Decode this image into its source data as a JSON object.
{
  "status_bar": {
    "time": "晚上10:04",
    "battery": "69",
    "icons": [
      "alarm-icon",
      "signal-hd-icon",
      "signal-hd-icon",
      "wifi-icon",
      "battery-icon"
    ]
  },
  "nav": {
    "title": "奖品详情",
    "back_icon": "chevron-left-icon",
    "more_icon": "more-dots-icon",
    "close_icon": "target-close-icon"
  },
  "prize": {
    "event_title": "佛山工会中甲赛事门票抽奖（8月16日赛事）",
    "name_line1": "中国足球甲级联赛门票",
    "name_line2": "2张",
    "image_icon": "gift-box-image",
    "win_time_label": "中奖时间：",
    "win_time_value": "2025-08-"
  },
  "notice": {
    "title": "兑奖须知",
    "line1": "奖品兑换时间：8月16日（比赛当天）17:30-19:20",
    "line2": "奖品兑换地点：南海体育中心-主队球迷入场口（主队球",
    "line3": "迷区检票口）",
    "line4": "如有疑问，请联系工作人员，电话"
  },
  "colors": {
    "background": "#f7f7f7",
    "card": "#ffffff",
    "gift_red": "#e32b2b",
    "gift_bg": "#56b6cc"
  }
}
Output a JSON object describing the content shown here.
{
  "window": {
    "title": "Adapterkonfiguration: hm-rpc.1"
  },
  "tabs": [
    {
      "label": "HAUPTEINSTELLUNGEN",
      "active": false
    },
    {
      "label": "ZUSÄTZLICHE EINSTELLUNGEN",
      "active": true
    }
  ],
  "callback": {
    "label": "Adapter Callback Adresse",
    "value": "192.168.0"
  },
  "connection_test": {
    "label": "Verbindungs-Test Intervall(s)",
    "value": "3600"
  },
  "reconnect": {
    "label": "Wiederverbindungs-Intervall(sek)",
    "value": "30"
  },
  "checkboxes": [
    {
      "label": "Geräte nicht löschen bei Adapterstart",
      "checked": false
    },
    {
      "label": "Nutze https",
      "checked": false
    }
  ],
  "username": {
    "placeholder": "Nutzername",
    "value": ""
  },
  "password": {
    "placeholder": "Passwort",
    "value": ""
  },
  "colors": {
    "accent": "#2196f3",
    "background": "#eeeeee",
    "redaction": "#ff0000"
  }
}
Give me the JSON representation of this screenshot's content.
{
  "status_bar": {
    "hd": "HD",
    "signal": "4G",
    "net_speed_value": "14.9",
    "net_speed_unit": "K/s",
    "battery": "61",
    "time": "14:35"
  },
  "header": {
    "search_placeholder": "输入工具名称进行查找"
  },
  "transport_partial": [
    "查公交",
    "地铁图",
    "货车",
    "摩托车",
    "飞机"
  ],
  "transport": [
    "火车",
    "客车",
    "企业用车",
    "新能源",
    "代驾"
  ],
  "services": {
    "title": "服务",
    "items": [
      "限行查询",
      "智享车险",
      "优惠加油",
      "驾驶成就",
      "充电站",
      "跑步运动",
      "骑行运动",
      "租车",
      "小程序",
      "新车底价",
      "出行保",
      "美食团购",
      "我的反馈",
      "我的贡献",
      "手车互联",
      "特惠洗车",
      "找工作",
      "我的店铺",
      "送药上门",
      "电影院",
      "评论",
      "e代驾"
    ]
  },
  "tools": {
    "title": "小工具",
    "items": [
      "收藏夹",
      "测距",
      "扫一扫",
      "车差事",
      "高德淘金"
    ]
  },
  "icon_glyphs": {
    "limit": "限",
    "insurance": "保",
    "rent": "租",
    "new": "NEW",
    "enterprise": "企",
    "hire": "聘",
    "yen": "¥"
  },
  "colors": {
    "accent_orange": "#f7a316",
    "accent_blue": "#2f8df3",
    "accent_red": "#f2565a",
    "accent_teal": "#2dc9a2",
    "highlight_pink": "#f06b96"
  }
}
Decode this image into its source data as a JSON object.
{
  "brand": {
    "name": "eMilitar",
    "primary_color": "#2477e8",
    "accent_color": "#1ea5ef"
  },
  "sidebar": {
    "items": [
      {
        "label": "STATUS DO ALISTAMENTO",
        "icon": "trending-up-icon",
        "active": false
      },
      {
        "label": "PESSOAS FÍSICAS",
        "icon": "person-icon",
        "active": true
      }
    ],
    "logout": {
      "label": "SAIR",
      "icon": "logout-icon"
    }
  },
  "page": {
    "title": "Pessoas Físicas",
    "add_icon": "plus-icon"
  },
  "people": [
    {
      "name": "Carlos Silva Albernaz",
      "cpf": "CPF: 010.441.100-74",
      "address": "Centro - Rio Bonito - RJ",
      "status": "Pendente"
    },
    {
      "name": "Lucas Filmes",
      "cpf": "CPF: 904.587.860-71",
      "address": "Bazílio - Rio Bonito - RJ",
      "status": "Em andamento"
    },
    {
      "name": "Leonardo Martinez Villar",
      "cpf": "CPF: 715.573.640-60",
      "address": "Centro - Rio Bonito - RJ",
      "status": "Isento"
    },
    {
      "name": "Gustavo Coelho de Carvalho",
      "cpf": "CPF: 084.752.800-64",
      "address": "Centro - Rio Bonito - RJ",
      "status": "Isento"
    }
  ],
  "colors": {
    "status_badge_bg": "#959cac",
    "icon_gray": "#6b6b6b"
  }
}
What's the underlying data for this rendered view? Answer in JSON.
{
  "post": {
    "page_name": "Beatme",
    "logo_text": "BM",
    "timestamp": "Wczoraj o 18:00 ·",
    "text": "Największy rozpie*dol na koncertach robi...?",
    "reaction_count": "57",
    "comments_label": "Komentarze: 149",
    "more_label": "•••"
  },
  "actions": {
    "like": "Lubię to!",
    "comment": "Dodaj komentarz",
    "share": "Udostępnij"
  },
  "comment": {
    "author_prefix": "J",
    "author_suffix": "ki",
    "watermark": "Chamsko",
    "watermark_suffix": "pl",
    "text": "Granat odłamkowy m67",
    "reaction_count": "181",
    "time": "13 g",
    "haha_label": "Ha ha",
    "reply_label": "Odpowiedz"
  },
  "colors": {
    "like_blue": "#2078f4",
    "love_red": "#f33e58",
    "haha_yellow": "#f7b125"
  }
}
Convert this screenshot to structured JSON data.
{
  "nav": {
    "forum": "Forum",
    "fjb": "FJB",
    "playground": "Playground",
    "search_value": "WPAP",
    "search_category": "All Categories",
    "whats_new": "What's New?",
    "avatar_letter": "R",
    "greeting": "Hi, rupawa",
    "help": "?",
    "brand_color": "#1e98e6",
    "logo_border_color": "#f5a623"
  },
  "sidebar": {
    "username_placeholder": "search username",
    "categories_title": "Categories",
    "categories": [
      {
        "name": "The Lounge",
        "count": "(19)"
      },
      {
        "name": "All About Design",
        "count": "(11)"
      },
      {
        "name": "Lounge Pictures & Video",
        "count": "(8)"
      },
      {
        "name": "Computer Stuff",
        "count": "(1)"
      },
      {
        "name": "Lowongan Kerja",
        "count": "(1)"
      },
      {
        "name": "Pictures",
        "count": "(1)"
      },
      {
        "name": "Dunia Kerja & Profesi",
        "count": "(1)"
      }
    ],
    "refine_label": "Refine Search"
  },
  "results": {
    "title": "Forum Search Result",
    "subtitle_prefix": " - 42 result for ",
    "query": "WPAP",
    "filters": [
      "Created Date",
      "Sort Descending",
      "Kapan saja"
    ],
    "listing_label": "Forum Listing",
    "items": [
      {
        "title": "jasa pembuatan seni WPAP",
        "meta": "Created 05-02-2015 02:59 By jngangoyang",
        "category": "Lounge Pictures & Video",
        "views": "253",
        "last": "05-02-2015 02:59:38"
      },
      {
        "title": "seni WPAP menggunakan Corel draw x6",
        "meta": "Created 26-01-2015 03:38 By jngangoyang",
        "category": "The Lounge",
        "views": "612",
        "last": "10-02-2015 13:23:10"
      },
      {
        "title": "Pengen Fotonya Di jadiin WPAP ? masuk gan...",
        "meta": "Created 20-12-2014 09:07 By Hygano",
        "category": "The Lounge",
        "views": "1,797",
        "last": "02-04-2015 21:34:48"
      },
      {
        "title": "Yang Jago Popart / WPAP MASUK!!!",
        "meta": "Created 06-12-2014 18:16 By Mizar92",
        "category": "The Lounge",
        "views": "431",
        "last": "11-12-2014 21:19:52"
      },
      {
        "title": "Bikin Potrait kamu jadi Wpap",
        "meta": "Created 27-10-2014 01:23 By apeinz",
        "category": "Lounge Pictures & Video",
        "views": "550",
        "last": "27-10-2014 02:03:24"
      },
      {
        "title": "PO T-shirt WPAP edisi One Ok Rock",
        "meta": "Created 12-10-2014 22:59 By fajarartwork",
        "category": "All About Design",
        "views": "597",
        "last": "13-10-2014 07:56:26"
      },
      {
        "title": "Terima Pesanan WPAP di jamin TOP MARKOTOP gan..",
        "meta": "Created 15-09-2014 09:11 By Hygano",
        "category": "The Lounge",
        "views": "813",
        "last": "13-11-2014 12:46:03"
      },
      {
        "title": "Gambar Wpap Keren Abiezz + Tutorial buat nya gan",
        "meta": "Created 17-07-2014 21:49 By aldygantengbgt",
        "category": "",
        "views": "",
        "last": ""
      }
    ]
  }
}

=-=-=-=-=

Filter the records for lines holding the string "jngangoyang". Copy each one.

        "meta": "Created 05-02-2015 02:59 By jngangoyang",
        "meta": "Created 26-01-2015 03:38 By jngangoyang",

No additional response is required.